• [Short task a]: In the passage below about local tool schemas, which crate should the `Tool` struct be moved to?

• [Source passage]:
When `resolve_tool` encounters a `ToolSource::Local` tool:

1. Check if the user provided `parameters` in TOML config.
2. If parameters are present, use the existing path (config-only resolution).
3. If no parameters are defined, invoke the binary with `Action::Schema`.
4. Parse the response and build `ToolDefinition` + `ToolDocs`.
5. Merge user-provided overrides (summary, description, examples, parameter
   overrides) on top, using the same merge logic that `resolve_mcp_tool` already
   implements.

This is the same pattern as MCP tool resolution: binary provides the base
schema, user config provides overrides.

### Caching

Schema responses are cached for the lifetime of the tool resolution (per JP
session).
The binary is not re-invoked on every tool call — only at tool definition time.

### Prerequisite: Move `Tool` to `jp_tool`

The `Tool` struct currently lives in `.config/jp/tools/src/lib.rs`, which is a
workspace-specific crate, not part of JP itself.
It needs to move to `jp_tool` because it represents the shared protocol contract
between JP and any tool binary.
The `Action` enum and `Context` type already live there.

## Drawbacks

- Adds a subprocess invocation at tool resolution time.
  For a handful of tools this is negligible; for a workspace with many local
  tools it could add noticeable startup latency.
  Caching mitigates this.
- Binaries that don't understand `Action::Schema` will fail.
  The resolution code needs a fallback path: if the binary exits non-zero or
  returns unparseable output for a schema request, JP should error clearly and
  tell the user to either add parameters to TOML or update the binary.

## Alternatives

**Custom CLI flag (`--jp-schema`).** Instead of using the existing
`Action`/`Context` protocol, define a CLI convention.
Rejected because the protocol already exists and works — adding a parallel
convention creates two ways to do the same thing.

**Require all local tools to have TOML schemas.** This is the status quo.
It works but creates friction for tool authors, especially when the schema is
already encoded in the tool's Rust types.

## Non-Goals

- **Automatic PATH scanning for `jp-*` binaries.** Discovery and registration
  remain separate concerns.
  This RFD covers schema acquisition, not discovery.
  The `jp-*` naming convention may be documented as a recommendation for
  third-party tool authors but is not part of this design.
- **Typed Rust SDK for tool authoring.** How tool authors *produce* the schema
  response (e.g. using schemars derive) is covered in a separate RFD.

## Risks and Open Questions

- **Multi-tool binaries.** The current `.config/jp/tools` binary serves many
  tools from one binary.
  The `tools` array in the schema response handles this, but the resolution
  logic needs to match schema entries to TOML config entries by name.
  Need to verify this works cleanly with the existing `ToolSource::Local { tool
  }` field.
- **Error reporting.** If a binary doesn't support `Action::Schema`, the error
  message needs to clearly guide the user toward either adding parameters in
  TOML or updating the binary.
  Silent failures would be confusing.

## Implementation Plan

### Phase 1: Move `Tool` to `jp_tool`

Move the `Tool` struct and related types from `.config/jp/tools/src/lib.rs` to
`jp_tool`.
Update imports in the workspace tools crate.
No behavioral change.

### Phase 2: Add `Action::Schema`

Add the `Schema` variant to `jp_tool::Action`.
Define the schema response format.
Update the workspace tools binary to handle the new action by returning schemas
for all its tools.

### Phase 3: Auto-schema resolution in `jp_llm`

Update `resolve_tool` (in `crates/jp_llm/src/tool.rs`) to detect local tools
without parameters and invoke the schema action.
Reuse the merge logic from `resolve_mcp_tool`.

## References

- `crates/jp_tool/src/lib.rs` — current `Action` enum and `Context` type
- `crates/jp_llm/src/tool.rs` — `resolve_tool` and `resolve_mcp_tool` functions
- `.config/jp/tools/src/lib.rs` — `Tool` struct to be migrated

[RFD D07]: D07-typed-tool-sdk-for-rust.md

• [Given information]:
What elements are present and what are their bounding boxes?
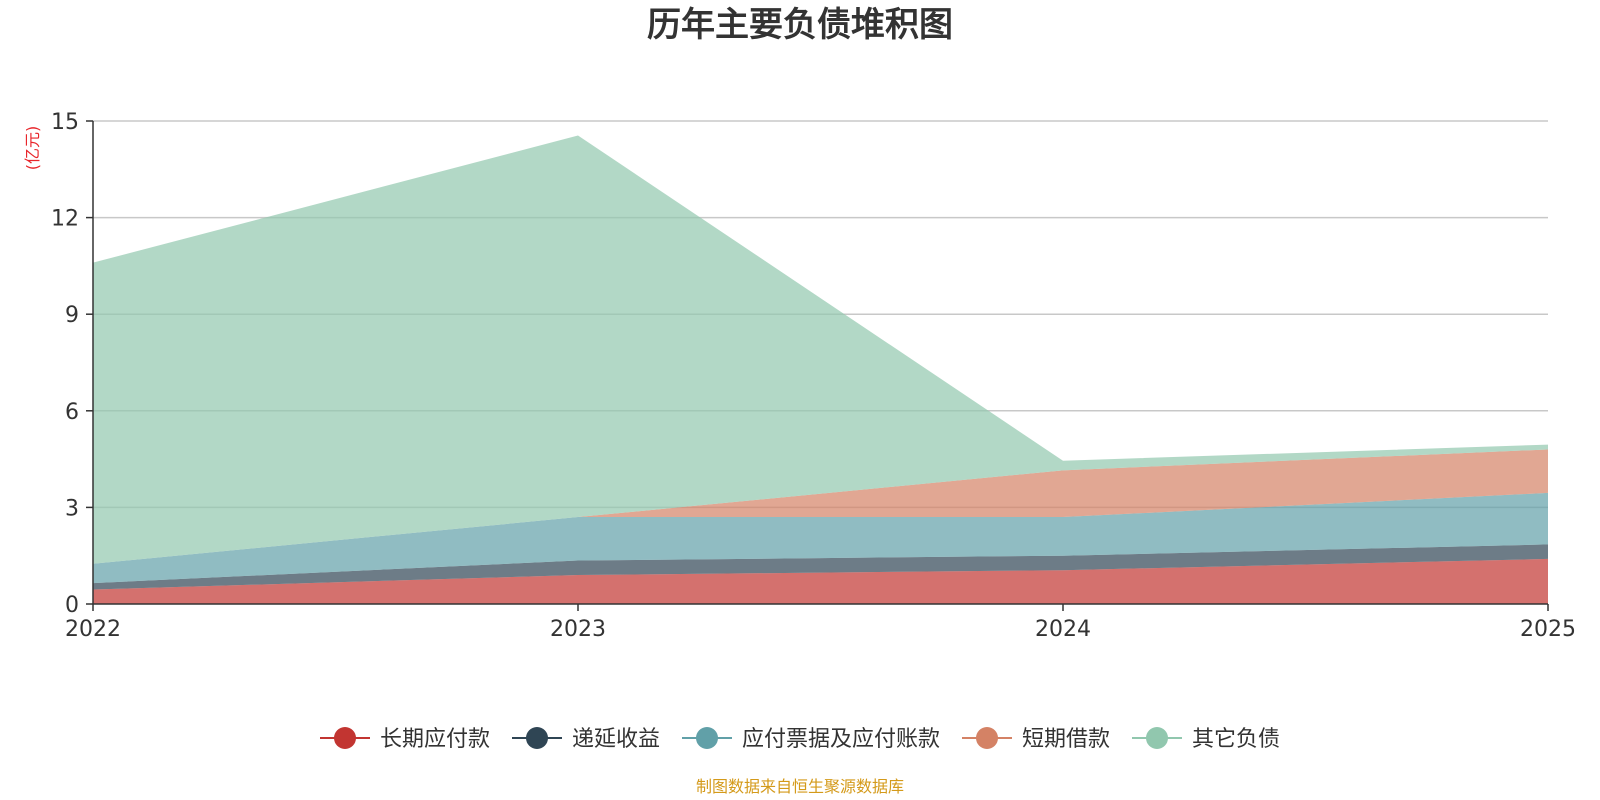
legend-label: 应付票据及应付账款 (742, 727, 940, 752)
legend-marker-icon (526, 727, 548, 749)
area-series-4[interactable] (93, 449, 1548, 564)
area-series-1[interactable] (93, 558, 1548, 604)
y-tick-label-15: 15 (51, 110, 79, 135)
x-tick-label-2025: 2025 (1520, 617, 1576, 642)
y-tick-label-9: 9 (65, 303, 79, 328)
x-tick-label-2024: 2024 (1035, 617, 1091, 642)
area-series-3[interactable] (93, 492, 1548, 584)
area-series-5[interactable] (93, 135, 1548, 564)
legend-item-5[interactable]: 其它负债 (1132, 727, 1280, 752)
legend-marker-icon (976, 727, 998, 749)
legend-marker-icon (1146, 727, 1168, 749)
x-tick-label-2023: 2023 (550, 617, 606, 642)
legend-item-1[interactable]: 长期应付款 (320, 727, 490, 752)
legend-label: 其它负债 (1192, 727, 1280, 752)
x-tick-label-2022: 2022 (65, 617, 121, 642)
legend-label: 递延收益 (572, 727, 660, 752)
y-tick-label-12: 12 (51, 207, 79, 232)
legend-label: 长期应付款 (380, 727, 490, 752)
legend-item-3[interactable]: 应付票据及应付账款 (682, 727, 940, 752)
y-tick-label-0: 0 (65, 593, 79, 618)
legend: 长期应付款 递延收益 应付票据及应付账款 短期借款 其它负债 (320, 727, 1280, 752)
legend-item-2[interactable]: 递延收益 (512, 727, 660, 752)
y-tick-label-3: 3 (65, 496, 79, 521)
y-axis-unit-label: (亿元) (23, 126, 42, 171)
area-series-layer (93, 135, 1548, 604)
source-note: 制图数据来自恒生聚源数据库 (696, 777, 904, 796)
axes: 0 3 6 9 12 15 2022 2023 2024 2025 (51, 110, 1576, 642)
y-tick-label-6: 6 (65, 400, 79, 425)
chart-title: 历年主要负债堆积图 (647, 5, 953, 45)
legend-label: 短期借款 (1022, 727, 1110, 752)
area-series-2[interactable] (93, 544, 1548, 590)
legend-item-4[interactable]: 短期借款 (962, 727, 1110, 752)
legend-marker-icon (334, 727, 356, 749)
legend-marker-icon (696, 727, 718, 749)
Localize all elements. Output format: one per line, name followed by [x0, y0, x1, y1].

• [Short task b]: Please output the listing lines starting at the line that contains "legend-label: 应付票据及应付账款 (742, 727, 940, 752)" and ending at the line that contains "y-tick-label-9: 9 (65, 303, 79, 328)", both included, with no changes.

• [Exercise output a]: `jp_tool`

• [Exercise output b]:
legend-label: 应付票据及应付账款 (742, 727, 940, 752)
legend-marker-icon (526, 727, 548, 749)
area-series-4[interactable] (93, 449, 1548, 564)
area-series-1[interactable] (93, 558, 1548, 604)
y-tick-label-15: 15 (51, 110, 79, 135)
x-tick-label-2025: 2025 (1520, 617, 1576, 642)
y-tick-label-9: 9 (65, 303, 79, 328)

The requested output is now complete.